----- Records shown -----
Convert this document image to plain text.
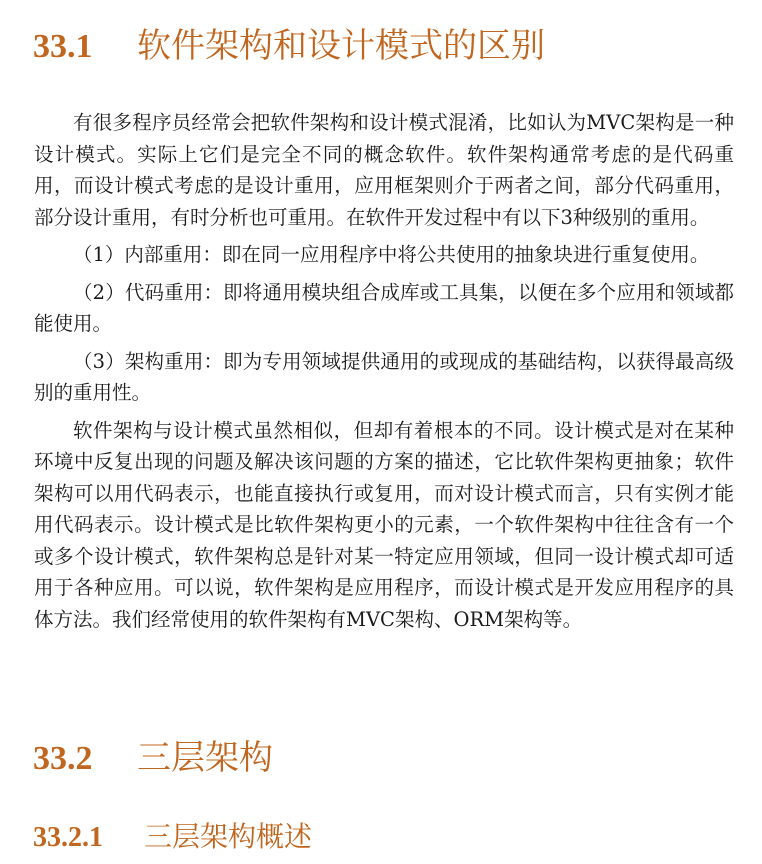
33.1 软件架构和设计模式的区别

有很多程序员经常会把软件架构和设计模式混淆，比如认为MVC架构是一种设计模式。实际上它们是完全不同的概念软件。软件架构通常考虑的是代码重用，而设计模式考虑的是设计重用，应用框架则介于两者之间，部分代码重用，部分设计重用，有时分析也可重用。在软件开发过程中有以下3种级别的重用。

（1）内部重用：即在同一应用程序中将公共使用的抽象块进行重复使用。

（2）代码重用：即将通用模块组合成库或工具集，以便在多个应用和领域都能使用。

（3）架构重用：即为专用领域提供通用的或现成的基础结构，以获得最高级别的重用性。

软件架构与设计模式虽然相似，但却有着根本的不同。设计模式是对在某种环境中反复出现的问题及解决该问题的方案的描述，它比软件架构更抽象；软件架构可以用代码表示，也能直接执行或复用，而对设计模式而言，只有实例才能用代码表示。设计模式是比软件架构更小的元素，一个软件架构中往往含有一个或多个设计模式，软件架构总是针对某一特定应用领域，但同一设计模式却可适用于各种应用。可以说，软件架构是应用程序，而设计模式是开发应用程序的具体方法。我们经常使用的软件架构有MVC架构、ORM架构等。

33.2 三层架构
33.2.1 三层架构概述
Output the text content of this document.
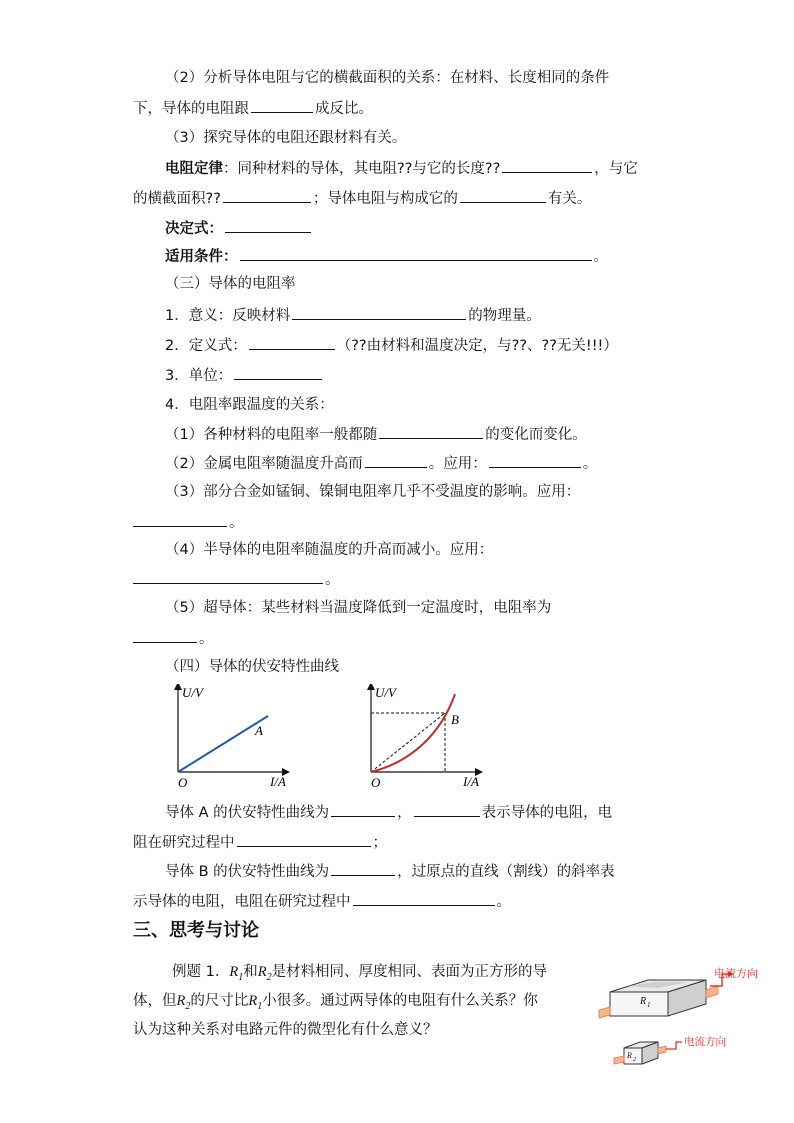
（2）分析导体电阻与它的横截面积的关系：在材料、长度相同的条件
下，导体的电阻跟	成反比。
（3）探究导体的电阻还跟材料有关。
电阻定律：同种材料的导体，其电阻??与它的长度??	，与它
的横截面积??	；导体电阻与构成它的	有关。
决定式：
适用条件：	。
（三）导体的电阻率
1．意义：反映材料	的物理量。
2．定义式：	（??由材料和温度决定，与??、??无关!!!）
3．单位：
4．电阻率跟温度的关系：
（1）各种材料的电阻率一般都随	的变化而变化。
（2）金属电阻率随温度升高而	。应用：	。
（3）部分合金如锰铜、镍铜电阻率几乎不受温度的影响。应用：
。
（4）半导体的电阻率随温度的升高而减小。应用：
。
（5）超导体：某些材料当温度降低到一定温度时，电阻率为
。
（四）导体的伏安特性曲线
U/V
I/A
O
A
U/V
I/A
O
B
导体 A 的伏安特性曲线为	，	表示导体的电阻，电
阻在研究过程中	；
导体 B 的伏安特性曲线为	，过原点的直线（割线）的斜率表
示导体的电阻，电阻在研究过程中	。
三、思考与讨论
例题 1．$R_1$和$R_2$是材料相同、厚度相同、表面为正方形的导
体，但$R_2$的尺寸比$R_1$小很多。通过两导体的电阻有什么关系？你
认为这种关系对电路元件的微型化有什么意义？
R 1
电流方向
R 2
电流方向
-----
**Task goal**
The line that contains "Output the text content of this document." opens the part to copy, and the last line of the records closes it; set down those lines exactly, pictures excluded.

**Result of the task**
Output the text content of this document.
（2）分析导体电阻与它的横截面积的关系：在材料、长度相同的条件
下，导体的电阻跟	成反比。
（3）探究导体的电阻还跟材料有关。
电阻定律：同种材料的导体，其电阻??与它的长度??	，与它
的横截面积??	；导体电阻与构成它的	有关。
决定式：
适用条件：	。
（三）导体的电阻率
1．意义：反映材料	的物理量。
2．定义式：	（??由材料和温度决定，与??、??无关!!!）
3．单位：
4．电阻率跟温度的关系：
（1）各种材料的电阻率一般都随	的变化而变化。
（2）金属电阻率随温度升高而	。应用：	。
（3）部分合金如锰铜、镍铜电阻率几乎不受温度的影响。应用：
。
（4）半导体的电阻率随温度的升高而减小。应用：
。
（5）超导体：某些材料当温度降低到一定温度时，电阻率为
。
（四）导体的伏安特性曲线
U/V
I/A
O
A
U/V
I/A
O
B
导体 A 的伏安特性曲线为	，	表示导体的电阻，电
阻在研究过程中	；
导体 B 的伏安特性曲线为	，过原点的直线（割线）的斜率表
示导体的电阻，电阻在研究过程中	。
三、思考与讨论
例题 1．$R_1$和$R_2$是材料相同、厚度相同、表面为正方形的导
体，但$R_2$的尺寸比$R_1$小很多。通过两导体的电阻有什么关系？你
认为这种关系对电路元件的微型化有什么意义？
R 1
电流方向
R 2
电流方向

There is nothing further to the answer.